◆ **Required work**:
Produce a word-for-word copy of the listing below without its pictures.

◆ **Extracted material**:
-- -- --
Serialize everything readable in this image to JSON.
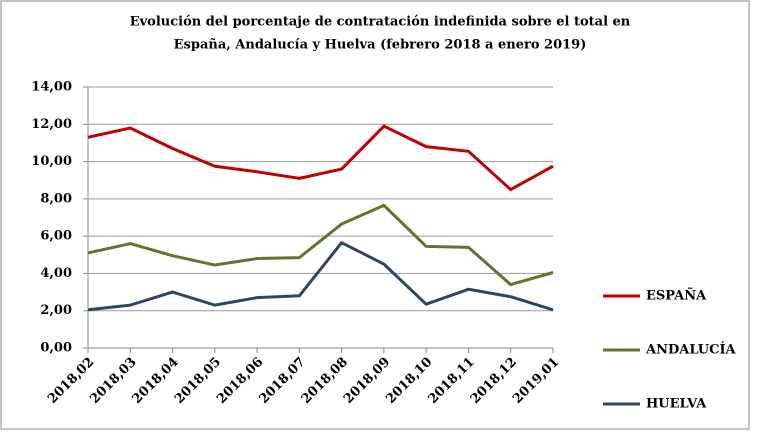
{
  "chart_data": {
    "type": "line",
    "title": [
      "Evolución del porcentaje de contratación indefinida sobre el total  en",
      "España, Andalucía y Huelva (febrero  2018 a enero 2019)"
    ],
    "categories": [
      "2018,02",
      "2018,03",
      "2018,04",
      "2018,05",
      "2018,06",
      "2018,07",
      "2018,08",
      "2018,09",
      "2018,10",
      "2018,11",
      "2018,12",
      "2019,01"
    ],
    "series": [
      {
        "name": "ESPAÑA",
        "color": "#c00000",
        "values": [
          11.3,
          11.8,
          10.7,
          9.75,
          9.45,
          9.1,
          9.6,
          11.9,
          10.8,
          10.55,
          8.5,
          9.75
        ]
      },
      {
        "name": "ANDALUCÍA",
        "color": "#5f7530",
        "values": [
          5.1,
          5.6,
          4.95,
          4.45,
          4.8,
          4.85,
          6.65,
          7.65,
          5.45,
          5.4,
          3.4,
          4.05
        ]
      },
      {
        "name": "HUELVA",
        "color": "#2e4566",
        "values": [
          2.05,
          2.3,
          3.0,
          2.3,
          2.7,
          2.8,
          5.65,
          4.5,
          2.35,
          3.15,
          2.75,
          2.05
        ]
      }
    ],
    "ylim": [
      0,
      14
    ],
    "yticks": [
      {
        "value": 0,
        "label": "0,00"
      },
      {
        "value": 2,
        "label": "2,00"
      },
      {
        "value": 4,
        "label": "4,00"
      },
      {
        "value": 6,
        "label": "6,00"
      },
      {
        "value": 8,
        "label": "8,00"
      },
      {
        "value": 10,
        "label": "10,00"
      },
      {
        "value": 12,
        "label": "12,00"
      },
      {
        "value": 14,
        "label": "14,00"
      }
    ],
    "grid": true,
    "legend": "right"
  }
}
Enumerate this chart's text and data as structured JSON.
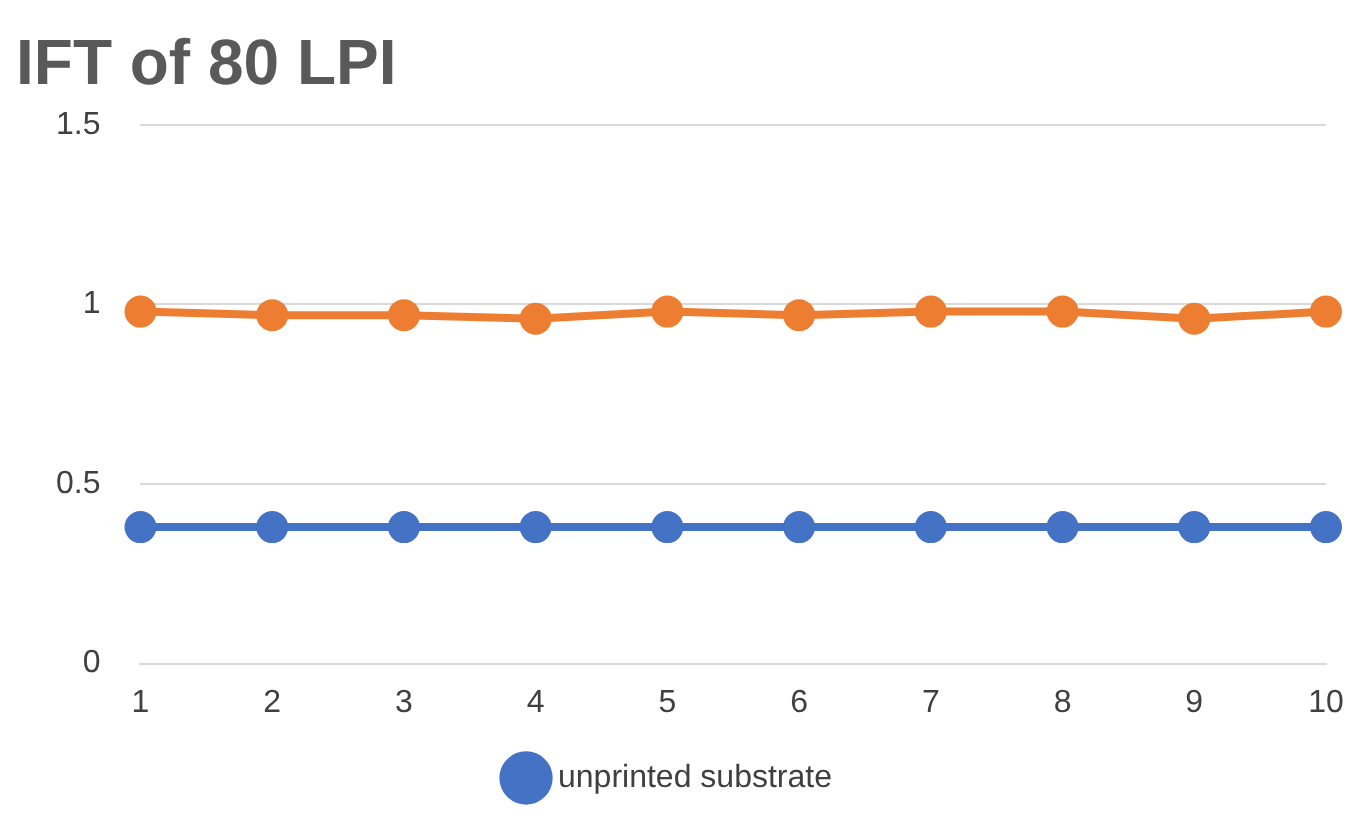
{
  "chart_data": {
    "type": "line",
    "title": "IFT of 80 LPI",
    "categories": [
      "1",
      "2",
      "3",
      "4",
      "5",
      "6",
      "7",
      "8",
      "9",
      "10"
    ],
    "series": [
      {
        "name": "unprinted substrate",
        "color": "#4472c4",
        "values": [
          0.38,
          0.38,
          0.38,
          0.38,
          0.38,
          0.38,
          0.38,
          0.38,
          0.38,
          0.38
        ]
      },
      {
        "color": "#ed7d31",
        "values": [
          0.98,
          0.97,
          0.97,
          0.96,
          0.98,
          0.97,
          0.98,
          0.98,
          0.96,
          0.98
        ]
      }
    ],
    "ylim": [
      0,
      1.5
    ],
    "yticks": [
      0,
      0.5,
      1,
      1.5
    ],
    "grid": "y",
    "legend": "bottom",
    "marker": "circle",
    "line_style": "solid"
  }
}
-- -- --
◆ **Reply to the task**:
Serialize everything readable in this image to JSON.
{
  "chart_data": {
    "type": "line",
    "title": [
      "Evolución del porcentaje de contratación indefinida sobre el total  en",
      "España, Andalucía y Huelva (febrero  2018 a enero 2019)"
    ],
    "categories": [
      "2018,02",
      "2018,03",
      "2018,04",
      "2018,05",
      "2018,06",
      "2018,07",
      "2018,08",
      "2018,09",
      "2018,10",
      "2018,11",
      "2018,12",
      "2019,01"
    ],
    "series": [
      {
        "name": "ESPAÑA",
        "color": "#c00000",
        "values": [
          11.3,
          11.8,
          10.7,
          9.75,
          9.45,
          9.1,
          9.6,
          11.9,
          10.8,
          10.55,
          8.5,
          9.75
        ]
      },
      {
        "name": "ANDALUCÍA",
        "color": "#5f7530",
        "values": [
          5.1,
          5.6,
          4.95,
          4.45,
          4.8,
          4.85,
          6.65,
          7.65,
          5.45,
          5.4,
          3.4,
          4.05
        ]
      },
      {
        "name": "HUELVA",
        "color": "#2e4566",
        "values": [
          2.05,
          2.3,
          3.0,
          2.3,
          2.7,
          2.8,
          5.65,
          4.5,
          2.35,
          3.15,
          2.75,
          2.05
        ]
      }
    ],
    "ylim": [
      0,
      14
    ],
    "yticks": [
      {
        "value": 0,
        "label": "0,00"
      },
      {
        "value": 2,
        "label": "2,00"
      },
      {
        "value": 4,
        "label": "4,00"
      },
      {
        "value": 6,
        "label": "6,00"
      },
      {
        "value": 8,
        "label": "8,00"
      },
      {
        "value": 10,
        "label": "10,00"
      },
      {
        "value": 12,
        "label": "12,00"
      },
      {
        "value": 14,
        "label": "14,00"
      }
    ],
    "grid": true,
    "legend": "right"
  }
}
Enumerate this chart's text and data as structured JSON.
{
  "chart_data": {
    "type": "line",
    "title": "IFT of 80 LPI",
    "categories": [
      "1",
      "2",
      "3",
      "4",
      "5",
      "6",
      "7",
      "8",
      "9",
      "10"
    ],
    "series": [
      {
        "name": "unprinted substrate",
        "color": "#4472c4",
        "values": [
          0.38,
          0.38,
          0.38,
          0.38,
          0.38,
          0.38,
          0.38,
          0.38,
          0.38,
          0.38
        ]
      },
      {
        "color": "#ed7d31",
        "values": [
          0.98,
          0.97,
          0.97,
          0.96,
          0.98,
          0.97,
          0.98,
          0.98,
          0.96,
          0.98
        ]
      }
    ],
    "ylim": [
      0,
      1.5
    ],
    "yticks": [
      0,
      0.5,
      1,
      1.5
    ],
    "grid": "y",
    "legend": "bottom",
    "marker": "circle",
    "line_style": "solid"
  }
}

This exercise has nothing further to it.